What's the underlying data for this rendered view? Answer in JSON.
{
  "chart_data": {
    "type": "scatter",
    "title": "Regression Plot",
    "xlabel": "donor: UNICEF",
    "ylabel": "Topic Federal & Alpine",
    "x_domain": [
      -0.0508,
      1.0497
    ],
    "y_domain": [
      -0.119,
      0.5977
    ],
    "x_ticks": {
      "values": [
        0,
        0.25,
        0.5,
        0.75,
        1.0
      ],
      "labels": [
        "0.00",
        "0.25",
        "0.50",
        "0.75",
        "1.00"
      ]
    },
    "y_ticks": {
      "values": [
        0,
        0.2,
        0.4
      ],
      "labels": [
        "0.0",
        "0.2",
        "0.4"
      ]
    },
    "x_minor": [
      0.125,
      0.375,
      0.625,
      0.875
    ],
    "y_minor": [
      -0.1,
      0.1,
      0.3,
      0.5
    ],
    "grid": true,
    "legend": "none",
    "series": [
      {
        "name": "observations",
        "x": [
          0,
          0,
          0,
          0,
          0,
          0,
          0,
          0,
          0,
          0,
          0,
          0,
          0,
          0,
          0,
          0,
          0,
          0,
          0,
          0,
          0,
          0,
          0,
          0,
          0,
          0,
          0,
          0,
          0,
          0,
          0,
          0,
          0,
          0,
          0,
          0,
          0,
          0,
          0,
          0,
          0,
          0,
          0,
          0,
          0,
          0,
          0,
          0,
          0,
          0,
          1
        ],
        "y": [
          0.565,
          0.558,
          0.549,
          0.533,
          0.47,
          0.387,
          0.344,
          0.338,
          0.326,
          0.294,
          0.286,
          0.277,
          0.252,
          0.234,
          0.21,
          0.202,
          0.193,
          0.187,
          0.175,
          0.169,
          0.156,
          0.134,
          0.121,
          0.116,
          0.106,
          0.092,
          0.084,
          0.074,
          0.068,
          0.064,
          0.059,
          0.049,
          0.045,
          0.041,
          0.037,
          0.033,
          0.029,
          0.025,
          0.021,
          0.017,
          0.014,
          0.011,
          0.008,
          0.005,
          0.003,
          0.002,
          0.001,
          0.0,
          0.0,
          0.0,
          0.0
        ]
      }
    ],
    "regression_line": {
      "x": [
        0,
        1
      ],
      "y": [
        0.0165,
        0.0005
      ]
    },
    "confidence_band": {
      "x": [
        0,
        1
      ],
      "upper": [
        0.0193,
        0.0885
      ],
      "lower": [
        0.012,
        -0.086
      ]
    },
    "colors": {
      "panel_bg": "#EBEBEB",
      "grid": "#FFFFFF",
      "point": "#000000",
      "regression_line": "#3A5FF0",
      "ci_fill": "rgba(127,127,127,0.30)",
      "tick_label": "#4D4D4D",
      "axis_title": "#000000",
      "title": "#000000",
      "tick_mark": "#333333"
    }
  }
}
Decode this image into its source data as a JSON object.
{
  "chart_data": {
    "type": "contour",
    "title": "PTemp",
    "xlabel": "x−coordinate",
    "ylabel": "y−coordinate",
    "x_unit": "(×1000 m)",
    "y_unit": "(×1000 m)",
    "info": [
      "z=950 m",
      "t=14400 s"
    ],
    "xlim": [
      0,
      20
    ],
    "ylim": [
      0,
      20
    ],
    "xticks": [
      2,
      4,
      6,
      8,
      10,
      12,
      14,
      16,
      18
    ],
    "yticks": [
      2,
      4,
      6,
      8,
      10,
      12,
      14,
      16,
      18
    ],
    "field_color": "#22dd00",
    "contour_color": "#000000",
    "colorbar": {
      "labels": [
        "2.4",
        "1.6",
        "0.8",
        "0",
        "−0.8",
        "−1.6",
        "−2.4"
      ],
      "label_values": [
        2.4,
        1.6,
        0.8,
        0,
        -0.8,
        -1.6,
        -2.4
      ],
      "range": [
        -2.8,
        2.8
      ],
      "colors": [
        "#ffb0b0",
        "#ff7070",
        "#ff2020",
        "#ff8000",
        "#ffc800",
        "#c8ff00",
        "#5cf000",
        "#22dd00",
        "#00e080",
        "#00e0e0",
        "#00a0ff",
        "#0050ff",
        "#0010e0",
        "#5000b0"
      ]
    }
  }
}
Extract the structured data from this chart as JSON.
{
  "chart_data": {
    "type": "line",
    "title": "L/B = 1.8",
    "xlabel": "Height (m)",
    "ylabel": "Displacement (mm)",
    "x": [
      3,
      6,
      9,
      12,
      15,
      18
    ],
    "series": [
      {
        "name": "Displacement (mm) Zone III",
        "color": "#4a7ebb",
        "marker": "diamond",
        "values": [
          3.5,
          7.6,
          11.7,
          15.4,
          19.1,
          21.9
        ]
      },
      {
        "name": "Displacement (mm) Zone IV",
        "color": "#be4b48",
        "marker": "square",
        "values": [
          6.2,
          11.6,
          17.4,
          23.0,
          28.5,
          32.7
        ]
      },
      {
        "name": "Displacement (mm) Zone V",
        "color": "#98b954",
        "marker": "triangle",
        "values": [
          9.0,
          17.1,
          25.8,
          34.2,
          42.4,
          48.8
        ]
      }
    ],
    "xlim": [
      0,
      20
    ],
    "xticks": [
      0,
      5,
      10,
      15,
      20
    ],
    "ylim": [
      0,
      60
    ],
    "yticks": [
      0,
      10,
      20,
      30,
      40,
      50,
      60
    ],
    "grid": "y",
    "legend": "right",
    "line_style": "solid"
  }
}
----
— Task details —
Take every line from the data above that holds "marker" and copy it out.

— Solution below —
        "marker": "diamond",
        "marker": "square",
        "marker": "triangle",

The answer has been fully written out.